§ Instruction:
Pictures do not belong in the copy; transcribe everything else in the records exactly.

#### Excerpted data

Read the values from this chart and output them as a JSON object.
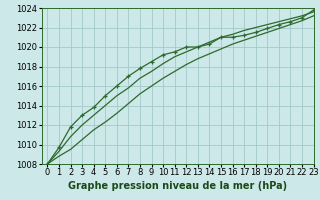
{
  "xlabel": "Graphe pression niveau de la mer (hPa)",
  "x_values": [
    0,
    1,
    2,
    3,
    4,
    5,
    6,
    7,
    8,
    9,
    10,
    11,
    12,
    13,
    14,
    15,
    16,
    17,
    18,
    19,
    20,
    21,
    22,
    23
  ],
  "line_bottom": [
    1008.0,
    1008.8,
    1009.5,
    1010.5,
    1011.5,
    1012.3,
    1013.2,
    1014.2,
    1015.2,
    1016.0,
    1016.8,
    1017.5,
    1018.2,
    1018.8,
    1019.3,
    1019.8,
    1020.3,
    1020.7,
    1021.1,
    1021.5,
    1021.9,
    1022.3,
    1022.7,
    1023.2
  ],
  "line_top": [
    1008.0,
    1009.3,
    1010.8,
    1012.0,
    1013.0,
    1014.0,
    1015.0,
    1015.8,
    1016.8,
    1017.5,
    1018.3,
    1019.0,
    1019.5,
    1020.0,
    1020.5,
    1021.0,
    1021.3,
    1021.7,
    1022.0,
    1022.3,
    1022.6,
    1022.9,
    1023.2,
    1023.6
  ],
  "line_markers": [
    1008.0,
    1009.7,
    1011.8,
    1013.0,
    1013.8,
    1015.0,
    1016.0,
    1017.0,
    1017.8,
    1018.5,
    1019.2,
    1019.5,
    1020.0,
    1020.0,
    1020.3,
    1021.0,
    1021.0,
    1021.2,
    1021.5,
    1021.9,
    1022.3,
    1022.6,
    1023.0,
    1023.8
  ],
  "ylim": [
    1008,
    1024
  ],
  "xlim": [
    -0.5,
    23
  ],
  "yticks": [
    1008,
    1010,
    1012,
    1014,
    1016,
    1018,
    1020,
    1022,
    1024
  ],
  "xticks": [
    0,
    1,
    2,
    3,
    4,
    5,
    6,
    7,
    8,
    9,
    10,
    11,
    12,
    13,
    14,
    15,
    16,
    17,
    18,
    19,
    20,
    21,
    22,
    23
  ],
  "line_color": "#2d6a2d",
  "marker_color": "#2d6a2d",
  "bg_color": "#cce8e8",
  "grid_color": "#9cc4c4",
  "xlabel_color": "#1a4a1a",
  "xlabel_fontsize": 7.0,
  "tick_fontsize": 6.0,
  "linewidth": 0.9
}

########

§ Answer to this problem:
Read the values from this chart and output them as a JSON object.
{
  "xlabel": "Graphe pression niveau de la mer (hPa)",
  "x_values": [
    0,
    1,
    2,
    3,
    4,
    5,
    6,
    7,
    8,
    9,
    10,
    11,
    12,
    13,
    14,
    15,
    16,
    17,
    18,
    19,
    20,
    21,
    22,
    23
  ],
  "line_bottom": [
    1008.0,
    1008.8,
    1009.5,
    1010.5,
    1011.5,
    1012.3,
    1013.2,
    1014.2,
    1015.2,
    1016.0,
    1016.8,
    1017.5,
    1018.2,
    1018.8,
    1019.3,
    1019.8,
    1020.3,
    1020.7,
    1021.1,
    1021.5,
    1021.9,
    1022.3,
    1022.7,
    1023.2
  ],
  "line_top": [
    1008.0,
    1009.3,
    1010.8,
    1012.0,
    1013.0,
    1014.0,
    1015.0,
    1015.8,
    1016.8,
    1017.5,
    1018.3,
    1019.0,
    1019.5,
    1020.0,
    1020.5,
    1021.0,
    1021.3,
    1021.7,
    1022.0,
    1022.3,
    1022.6,
    1022.9,
    1023.2,
    1023.6
  ],
  "line_markers": [
    1008.0,
    1009.7,
    1011.8,
    1013.0,
    1013.8,
    1015.0,
    1016.0,
    1017.0,
    1017.8,
    1018.5,
    1019.2,
    1019.5,
    1020.0,
    1020.0,
    1020.3,
    1021.0,
    1021.0,
    1021.2,
    1021.5,
    1021.9,
    1022.3,
    1022.6,
    1023.0,
    1023.8
  ],
  "ylim": [
    1008,
    1024
  ],
  "xlim": [
    -0.5,
    23
  ],
  "yticks": [
    1008,
    1010,
    1012,
    1014,
    1016,
    1018,
    1020,
    1022,
    1024
  ],
  "xticks": [
    0,
    1,
    2,
    3,
    4,
    5,
    6,
    7,
    8,
    9,
    10,
    11,
    12,
    13,
    14,
    15,
    16,
    17,
    18,
    19,
    20,
    21,
    22,
    23
  ],
  "line_color": "#2d6a2d",
  "marker_color": "#2d6a2d",
  "bg_color": "#cce8e8",
  "grid_color": "#9cc4c4",
  "xlabel_color": "#1a4a1a",
  "xlabel_fontsize": 7.0,
  "tick_fontsize": 6.0,
  "linewidth": 0.9
}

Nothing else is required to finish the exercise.